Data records
=-=-=-=-=

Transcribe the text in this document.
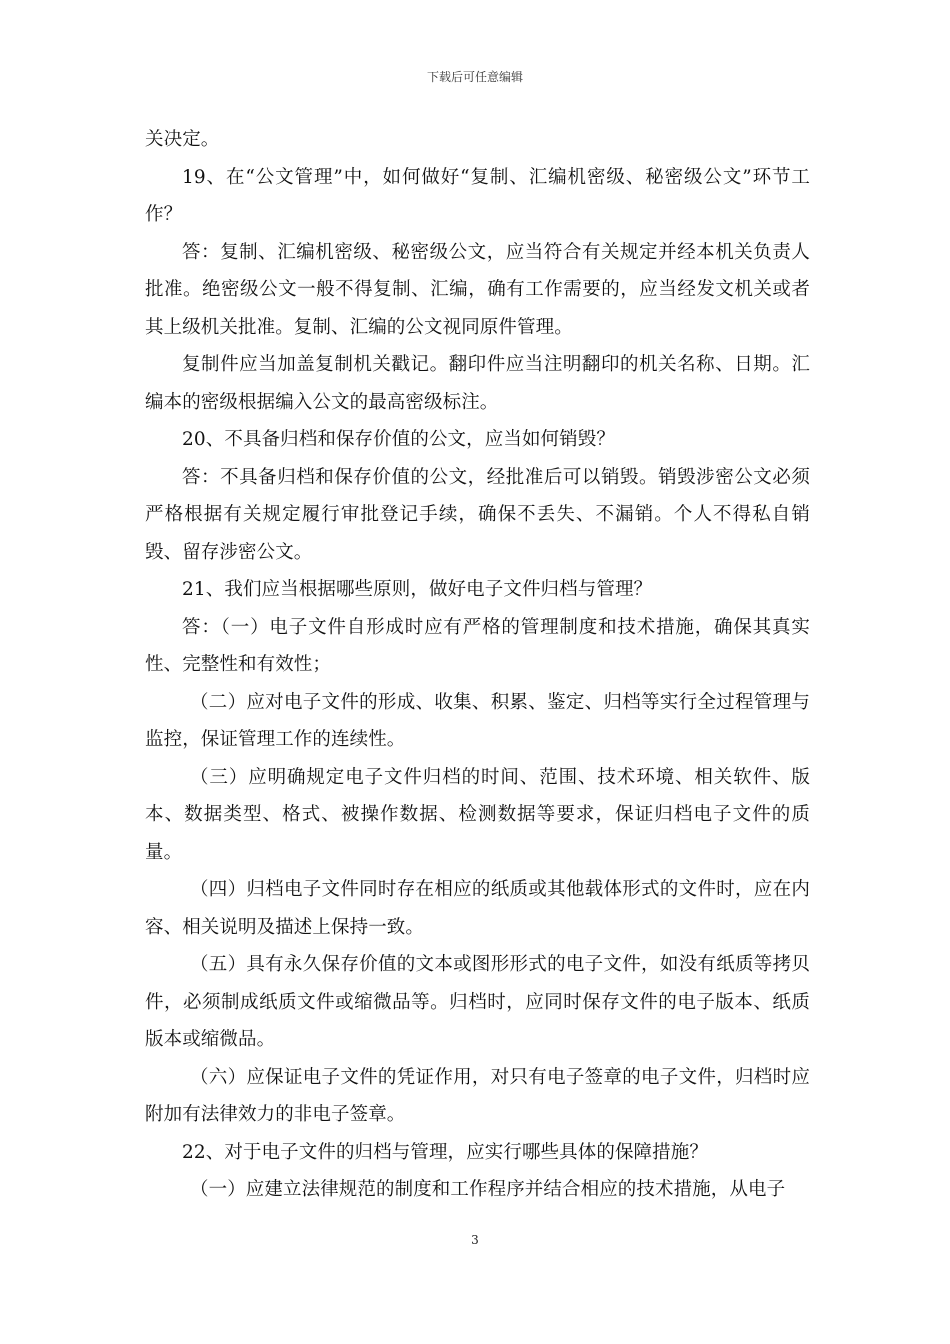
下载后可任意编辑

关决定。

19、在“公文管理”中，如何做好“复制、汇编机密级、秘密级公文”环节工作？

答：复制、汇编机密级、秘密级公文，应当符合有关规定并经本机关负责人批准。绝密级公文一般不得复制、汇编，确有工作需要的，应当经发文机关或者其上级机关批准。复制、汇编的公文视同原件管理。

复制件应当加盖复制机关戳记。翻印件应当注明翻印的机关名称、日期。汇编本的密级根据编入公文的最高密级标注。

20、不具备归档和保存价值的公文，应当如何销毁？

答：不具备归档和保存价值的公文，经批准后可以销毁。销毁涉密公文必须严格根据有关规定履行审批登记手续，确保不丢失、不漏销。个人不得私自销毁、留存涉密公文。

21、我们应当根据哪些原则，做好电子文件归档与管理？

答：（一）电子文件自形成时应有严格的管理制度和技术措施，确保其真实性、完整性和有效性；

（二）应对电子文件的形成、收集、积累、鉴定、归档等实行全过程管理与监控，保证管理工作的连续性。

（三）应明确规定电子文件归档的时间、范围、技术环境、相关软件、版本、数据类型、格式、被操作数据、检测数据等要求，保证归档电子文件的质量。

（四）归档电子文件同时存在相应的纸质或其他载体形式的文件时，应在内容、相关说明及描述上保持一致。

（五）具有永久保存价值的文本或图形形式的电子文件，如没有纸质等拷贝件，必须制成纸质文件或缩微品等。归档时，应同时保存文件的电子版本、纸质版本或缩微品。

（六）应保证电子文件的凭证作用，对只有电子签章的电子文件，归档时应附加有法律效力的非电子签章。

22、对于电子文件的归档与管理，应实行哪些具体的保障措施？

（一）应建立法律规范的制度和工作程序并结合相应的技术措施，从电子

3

=-=-=-=-=

WHAT TO PRODUCE:
Working from the material above, state how many lines contain "秘密级公文"; give only the number.

COMPLETED EXERCISE:
2